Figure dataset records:

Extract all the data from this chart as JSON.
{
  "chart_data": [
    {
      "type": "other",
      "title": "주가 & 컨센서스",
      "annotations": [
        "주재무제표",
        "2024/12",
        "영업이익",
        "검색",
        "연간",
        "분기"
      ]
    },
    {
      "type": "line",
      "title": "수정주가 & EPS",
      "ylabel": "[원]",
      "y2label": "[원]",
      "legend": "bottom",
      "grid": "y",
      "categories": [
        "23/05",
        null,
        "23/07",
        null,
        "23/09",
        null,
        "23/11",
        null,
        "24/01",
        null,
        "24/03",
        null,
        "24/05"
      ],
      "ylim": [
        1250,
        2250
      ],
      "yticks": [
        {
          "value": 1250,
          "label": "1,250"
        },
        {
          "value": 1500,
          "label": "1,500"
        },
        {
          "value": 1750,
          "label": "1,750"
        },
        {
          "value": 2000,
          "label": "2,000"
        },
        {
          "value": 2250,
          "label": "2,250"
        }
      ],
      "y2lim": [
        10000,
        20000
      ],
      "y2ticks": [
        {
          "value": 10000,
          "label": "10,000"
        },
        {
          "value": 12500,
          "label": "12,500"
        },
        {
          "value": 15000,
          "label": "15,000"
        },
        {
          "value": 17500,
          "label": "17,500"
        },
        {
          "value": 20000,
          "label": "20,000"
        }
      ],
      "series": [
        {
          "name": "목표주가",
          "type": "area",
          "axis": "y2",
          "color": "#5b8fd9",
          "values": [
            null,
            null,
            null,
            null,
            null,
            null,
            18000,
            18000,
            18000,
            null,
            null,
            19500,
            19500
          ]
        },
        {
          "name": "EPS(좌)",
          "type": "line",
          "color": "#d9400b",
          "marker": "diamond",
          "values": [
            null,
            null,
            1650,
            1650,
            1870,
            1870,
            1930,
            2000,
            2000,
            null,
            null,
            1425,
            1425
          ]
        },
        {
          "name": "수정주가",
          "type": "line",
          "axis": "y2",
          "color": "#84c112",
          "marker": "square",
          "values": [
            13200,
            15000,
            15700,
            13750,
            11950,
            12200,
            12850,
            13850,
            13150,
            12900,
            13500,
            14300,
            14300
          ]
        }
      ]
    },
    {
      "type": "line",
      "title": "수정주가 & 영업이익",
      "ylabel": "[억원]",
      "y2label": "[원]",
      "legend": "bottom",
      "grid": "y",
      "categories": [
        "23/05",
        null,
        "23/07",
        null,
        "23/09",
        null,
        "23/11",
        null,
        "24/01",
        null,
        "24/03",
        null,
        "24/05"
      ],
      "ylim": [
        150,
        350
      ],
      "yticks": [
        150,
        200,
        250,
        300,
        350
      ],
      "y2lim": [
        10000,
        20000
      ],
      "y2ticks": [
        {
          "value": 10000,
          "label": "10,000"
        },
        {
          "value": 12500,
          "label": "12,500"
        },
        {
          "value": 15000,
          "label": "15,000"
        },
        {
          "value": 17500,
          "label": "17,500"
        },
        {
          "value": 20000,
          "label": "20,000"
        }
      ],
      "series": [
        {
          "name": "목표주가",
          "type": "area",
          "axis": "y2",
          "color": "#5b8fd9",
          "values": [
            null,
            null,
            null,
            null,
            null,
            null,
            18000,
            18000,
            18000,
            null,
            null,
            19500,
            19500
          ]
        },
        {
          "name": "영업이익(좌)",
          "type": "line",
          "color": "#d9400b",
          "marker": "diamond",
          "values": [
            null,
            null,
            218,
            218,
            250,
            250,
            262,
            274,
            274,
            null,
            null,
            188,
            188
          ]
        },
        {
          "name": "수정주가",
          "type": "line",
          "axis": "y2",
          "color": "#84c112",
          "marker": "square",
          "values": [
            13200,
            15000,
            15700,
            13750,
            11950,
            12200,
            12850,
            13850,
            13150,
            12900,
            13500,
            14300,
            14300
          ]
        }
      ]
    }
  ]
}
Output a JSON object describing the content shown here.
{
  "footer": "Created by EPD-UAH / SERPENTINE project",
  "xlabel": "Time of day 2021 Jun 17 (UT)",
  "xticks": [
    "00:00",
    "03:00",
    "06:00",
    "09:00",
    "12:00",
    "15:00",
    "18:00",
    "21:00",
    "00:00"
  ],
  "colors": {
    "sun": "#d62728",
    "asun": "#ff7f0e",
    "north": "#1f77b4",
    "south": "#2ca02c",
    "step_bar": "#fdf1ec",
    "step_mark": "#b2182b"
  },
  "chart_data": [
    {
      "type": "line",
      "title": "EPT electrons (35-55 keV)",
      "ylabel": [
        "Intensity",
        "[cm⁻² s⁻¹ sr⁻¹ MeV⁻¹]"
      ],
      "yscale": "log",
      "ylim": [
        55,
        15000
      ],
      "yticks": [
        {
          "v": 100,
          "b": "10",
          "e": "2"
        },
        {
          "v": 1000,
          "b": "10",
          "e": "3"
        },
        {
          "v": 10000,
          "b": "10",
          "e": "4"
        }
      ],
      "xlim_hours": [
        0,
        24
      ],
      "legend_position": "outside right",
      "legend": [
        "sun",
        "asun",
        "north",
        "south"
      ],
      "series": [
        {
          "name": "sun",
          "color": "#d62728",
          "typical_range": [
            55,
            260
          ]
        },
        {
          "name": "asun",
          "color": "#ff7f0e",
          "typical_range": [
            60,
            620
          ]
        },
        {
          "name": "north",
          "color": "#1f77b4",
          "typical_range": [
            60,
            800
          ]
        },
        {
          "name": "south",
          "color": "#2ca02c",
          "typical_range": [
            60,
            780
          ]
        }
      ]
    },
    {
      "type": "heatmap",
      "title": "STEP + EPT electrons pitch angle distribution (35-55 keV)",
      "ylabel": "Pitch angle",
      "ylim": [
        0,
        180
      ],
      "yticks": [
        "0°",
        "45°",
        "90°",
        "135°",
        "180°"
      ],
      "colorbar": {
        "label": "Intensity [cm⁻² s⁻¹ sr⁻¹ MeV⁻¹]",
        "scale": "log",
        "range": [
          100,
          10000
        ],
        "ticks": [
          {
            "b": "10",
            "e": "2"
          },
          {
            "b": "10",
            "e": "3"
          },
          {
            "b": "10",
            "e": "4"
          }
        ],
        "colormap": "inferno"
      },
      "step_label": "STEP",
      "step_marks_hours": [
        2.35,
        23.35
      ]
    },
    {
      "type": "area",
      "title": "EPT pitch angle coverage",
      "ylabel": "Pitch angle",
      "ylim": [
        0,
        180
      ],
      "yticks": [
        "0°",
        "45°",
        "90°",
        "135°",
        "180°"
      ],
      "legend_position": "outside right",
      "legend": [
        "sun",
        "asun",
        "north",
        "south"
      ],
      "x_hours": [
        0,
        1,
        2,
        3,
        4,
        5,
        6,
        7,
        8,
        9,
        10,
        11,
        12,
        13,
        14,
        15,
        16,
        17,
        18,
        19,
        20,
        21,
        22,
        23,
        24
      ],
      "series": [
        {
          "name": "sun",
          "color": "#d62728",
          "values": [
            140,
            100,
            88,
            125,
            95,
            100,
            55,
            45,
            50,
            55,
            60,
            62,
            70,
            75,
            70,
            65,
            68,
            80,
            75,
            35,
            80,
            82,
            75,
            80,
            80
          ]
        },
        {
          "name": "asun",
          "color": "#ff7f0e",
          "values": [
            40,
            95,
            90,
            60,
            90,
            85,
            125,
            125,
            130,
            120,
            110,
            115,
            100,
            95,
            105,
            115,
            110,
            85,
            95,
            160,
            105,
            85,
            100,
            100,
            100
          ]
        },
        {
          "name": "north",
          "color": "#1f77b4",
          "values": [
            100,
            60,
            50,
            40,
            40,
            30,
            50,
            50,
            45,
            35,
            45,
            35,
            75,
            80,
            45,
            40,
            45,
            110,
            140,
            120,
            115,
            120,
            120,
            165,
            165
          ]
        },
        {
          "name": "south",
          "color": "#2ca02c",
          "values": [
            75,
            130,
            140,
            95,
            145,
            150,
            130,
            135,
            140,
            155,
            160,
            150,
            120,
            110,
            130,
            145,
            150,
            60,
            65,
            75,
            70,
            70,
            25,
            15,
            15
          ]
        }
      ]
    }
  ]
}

▶ Written exercise:
What is the number of lines holding the word "title"? State it alone.

▶ Solved exercise:
6